Stated task
Below are entries; tally how many lines hold the string "this" and answer with only that figure.

Data entries:
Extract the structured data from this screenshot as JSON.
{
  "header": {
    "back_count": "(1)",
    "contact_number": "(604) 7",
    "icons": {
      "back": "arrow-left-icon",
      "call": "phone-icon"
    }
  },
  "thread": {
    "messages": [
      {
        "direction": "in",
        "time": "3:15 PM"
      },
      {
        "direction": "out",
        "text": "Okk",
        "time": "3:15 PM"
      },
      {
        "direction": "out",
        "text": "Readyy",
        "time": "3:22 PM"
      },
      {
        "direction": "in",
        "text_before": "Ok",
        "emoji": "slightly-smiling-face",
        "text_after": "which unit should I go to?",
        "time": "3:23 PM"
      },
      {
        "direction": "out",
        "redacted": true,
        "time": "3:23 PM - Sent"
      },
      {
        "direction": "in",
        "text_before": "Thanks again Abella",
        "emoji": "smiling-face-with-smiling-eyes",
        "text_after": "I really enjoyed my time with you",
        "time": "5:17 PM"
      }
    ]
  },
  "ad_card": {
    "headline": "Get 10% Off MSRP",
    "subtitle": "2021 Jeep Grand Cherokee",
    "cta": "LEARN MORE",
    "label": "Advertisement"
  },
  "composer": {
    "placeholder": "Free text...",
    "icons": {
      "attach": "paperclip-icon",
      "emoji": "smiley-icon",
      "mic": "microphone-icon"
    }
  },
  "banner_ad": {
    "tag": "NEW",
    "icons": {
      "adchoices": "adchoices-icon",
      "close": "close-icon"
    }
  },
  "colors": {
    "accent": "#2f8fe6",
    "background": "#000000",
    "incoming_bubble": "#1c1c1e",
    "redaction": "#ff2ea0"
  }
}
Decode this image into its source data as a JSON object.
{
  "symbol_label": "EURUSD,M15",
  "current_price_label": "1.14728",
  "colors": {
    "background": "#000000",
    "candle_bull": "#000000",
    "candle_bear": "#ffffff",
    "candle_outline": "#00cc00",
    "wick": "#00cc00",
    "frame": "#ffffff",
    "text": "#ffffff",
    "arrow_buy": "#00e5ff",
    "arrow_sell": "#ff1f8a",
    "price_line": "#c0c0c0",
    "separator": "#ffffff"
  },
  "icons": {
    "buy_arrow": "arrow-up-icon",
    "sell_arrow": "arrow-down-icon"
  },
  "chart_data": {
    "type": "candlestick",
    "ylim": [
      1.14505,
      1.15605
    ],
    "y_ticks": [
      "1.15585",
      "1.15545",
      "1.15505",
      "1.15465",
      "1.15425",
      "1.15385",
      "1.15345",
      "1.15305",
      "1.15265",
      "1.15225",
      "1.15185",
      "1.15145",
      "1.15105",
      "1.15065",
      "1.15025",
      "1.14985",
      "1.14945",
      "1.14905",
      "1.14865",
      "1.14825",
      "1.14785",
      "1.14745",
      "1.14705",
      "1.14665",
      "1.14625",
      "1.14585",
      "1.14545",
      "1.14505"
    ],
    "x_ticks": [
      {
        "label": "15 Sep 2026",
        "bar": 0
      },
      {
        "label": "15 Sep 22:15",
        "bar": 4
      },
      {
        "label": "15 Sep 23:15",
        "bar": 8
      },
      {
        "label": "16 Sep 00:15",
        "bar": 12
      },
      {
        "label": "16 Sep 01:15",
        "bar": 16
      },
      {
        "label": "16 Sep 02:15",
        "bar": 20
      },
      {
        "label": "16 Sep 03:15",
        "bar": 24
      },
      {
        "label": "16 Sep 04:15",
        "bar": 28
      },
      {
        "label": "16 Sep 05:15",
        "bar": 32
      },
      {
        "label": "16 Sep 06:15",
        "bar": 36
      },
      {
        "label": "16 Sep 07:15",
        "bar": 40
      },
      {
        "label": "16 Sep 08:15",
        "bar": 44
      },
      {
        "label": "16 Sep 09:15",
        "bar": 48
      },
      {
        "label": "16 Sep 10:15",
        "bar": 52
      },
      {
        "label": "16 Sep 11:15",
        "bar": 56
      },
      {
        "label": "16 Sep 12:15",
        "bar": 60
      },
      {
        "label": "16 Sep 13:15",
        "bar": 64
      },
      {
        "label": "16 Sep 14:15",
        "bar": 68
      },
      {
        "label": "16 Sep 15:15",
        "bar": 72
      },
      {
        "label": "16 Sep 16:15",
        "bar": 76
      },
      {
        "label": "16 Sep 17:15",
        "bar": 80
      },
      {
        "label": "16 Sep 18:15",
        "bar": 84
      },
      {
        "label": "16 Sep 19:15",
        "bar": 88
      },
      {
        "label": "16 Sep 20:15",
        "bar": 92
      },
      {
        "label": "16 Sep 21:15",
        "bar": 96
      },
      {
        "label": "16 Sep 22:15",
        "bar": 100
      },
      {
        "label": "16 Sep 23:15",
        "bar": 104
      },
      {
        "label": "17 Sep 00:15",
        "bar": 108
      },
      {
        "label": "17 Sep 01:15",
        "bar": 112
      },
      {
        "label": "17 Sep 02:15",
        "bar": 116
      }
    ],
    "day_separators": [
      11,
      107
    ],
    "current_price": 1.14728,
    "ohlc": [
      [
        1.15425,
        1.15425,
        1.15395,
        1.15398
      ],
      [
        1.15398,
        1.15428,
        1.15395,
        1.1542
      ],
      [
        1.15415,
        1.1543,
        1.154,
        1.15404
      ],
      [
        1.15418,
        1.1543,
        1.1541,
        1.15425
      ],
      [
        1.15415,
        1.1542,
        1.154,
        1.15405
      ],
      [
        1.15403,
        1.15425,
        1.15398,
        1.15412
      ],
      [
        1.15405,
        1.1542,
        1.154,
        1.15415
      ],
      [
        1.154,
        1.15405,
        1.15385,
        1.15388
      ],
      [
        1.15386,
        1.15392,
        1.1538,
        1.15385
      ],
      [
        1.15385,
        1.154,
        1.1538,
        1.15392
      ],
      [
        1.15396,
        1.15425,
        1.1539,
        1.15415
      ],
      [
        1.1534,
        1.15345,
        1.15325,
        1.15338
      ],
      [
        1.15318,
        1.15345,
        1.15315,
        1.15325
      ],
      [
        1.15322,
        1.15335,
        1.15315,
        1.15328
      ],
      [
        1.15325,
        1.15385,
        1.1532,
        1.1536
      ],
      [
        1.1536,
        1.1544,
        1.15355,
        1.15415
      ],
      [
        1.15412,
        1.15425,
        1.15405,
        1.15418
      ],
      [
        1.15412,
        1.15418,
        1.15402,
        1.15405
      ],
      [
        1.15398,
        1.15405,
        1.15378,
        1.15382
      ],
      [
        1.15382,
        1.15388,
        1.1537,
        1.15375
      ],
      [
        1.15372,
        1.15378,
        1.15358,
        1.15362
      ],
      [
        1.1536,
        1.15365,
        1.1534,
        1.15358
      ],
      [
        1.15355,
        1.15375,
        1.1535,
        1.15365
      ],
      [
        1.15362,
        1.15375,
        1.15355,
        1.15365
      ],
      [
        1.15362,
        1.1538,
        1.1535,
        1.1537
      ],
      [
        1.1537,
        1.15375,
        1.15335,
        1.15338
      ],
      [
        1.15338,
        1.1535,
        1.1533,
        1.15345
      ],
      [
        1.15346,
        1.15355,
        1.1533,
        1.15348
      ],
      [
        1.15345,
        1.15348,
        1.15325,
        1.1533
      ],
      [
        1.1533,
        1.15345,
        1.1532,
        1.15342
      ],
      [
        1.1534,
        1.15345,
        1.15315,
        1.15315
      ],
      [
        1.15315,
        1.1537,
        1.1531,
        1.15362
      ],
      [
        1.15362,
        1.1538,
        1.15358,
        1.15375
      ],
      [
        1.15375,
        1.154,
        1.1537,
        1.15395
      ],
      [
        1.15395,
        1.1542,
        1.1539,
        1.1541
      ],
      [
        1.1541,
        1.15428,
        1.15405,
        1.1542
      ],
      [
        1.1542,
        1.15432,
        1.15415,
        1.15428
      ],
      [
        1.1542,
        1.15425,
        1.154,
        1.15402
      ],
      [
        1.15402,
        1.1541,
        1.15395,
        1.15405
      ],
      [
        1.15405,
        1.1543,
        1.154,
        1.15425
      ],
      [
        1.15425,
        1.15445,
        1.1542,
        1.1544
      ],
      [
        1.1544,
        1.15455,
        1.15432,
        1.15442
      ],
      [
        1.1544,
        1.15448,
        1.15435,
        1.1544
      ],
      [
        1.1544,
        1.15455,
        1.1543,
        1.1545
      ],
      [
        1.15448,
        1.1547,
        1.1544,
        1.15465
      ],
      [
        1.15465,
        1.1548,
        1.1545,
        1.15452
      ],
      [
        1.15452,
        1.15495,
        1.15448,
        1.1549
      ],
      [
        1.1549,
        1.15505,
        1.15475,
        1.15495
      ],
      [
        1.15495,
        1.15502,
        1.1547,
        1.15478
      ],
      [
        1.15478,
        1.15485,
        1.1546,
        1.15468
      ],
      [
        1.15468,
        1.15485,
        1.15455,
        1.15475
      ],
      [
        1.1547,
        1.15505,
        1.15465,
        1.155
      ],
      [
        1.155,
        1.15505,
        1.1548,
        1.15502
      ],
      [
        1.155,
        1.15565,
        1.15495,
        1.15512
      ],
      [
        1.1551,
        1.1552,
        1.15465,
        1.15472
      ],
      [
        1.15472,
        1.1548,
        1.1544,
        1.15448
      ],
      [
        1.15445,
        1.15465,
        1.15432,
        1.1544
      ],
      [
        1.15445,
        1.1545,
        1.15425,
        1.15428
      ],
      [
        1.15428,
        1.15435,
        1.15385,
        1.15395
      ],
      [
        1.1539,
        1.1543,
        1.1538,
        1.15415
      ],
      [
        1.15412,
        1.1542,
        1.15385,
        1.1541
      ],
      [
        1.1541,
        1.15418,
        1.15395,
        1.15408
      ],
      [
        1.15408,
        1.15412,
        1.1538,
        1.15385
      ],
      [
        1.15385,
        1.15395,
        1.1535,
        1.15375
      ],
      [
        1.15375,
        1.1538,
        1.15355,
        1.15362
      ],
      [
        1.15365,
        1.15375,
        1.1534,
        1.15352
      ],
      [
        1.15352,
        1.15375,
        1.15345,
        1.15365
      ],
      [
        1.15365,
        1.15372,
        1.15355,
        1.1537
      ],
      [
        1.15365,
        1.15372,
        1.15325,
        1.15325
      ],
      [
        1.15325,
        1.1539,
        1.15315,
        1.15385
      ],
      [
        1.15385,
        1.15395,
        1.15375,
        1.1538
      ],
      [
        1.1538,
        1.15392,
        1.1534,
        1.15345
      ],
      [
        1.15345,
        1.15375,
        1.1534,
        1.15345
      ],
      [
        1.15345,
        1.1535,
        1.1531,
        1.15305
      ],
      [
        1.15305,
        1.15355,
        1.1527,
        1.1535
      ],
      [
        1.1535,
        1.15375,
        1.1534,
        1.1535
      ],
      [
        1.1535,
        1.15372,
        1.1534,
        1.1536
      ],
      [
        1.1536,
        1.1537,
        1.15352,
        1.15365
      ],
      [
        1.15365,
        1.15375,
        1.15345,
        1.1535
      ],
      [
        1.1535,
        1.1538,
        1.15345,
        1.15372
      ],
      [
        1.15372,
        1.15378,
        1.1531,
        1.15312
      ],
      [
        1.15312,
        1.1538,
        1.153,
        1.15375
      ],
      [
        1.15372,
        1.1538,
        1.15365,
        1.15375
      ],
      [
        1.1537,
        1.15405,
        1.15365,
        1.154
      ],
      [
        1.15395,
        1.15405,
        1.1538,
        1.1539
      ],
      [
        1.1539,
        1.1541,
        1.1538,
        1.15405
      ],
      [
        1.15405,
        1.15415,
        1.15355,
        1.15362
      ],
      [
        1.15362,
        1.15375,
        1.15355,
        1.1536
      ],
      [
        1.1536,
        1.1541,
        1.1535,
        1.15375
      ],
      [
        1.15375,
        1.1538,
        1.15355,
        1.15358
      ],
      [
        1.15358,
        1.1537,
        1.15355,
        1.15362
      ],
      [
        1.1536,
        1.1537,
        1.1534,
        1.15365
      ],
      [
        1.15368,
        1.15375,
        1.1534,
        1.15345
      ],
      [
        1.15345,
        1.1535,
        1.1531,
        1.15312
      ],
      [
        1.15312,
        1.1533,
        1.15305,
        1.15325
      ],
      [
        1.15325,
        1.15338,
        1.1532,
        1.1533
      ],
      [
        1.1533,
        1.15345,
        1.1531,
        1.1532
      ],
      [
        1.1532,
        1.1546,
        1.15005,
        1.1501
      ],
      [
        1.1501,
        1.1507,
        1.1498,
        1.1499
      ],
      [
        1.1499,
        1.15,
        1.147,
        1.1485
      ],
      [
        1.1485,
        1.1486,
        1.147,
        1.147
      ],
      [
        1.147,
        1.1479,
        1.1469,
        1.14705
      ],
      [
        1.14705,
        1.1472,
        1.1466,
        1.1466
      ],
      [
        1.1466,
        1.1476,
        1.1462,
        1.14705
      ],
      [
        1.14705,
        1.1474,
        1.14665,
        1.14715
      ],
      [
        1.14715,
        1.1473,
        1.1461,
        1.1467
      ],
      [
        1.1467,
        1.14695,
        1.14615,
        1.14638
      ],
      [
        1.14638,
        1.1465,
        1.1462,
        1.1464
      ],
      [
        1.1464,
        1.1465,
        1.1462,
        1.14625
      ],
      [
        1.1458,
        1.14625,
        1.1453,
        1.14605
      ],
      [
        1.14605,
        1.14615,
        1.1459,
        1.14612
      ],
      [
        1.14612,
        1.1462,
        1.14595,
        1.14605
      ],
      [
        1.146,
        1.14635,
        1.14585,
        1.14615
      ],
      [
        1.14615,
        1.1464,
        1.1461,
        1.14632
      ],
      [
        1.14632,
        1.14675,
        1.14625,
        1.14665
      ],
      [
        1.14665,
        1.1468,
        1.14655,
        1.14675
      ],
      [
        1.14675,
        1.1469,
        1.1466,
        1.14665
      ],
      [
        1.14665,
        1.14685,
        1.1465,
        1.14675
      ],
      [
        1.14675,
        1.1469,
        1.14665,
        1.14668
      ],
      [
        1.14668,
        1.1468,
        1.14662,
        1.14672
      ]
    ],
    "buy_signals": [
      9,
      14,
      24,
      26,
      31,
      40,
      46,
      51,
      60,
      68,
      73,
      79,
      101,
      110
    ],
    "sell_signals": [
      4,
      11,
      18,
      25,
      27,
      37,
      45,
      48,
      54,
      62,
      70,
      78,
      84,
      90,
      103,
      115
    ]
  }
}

Exercise solution
2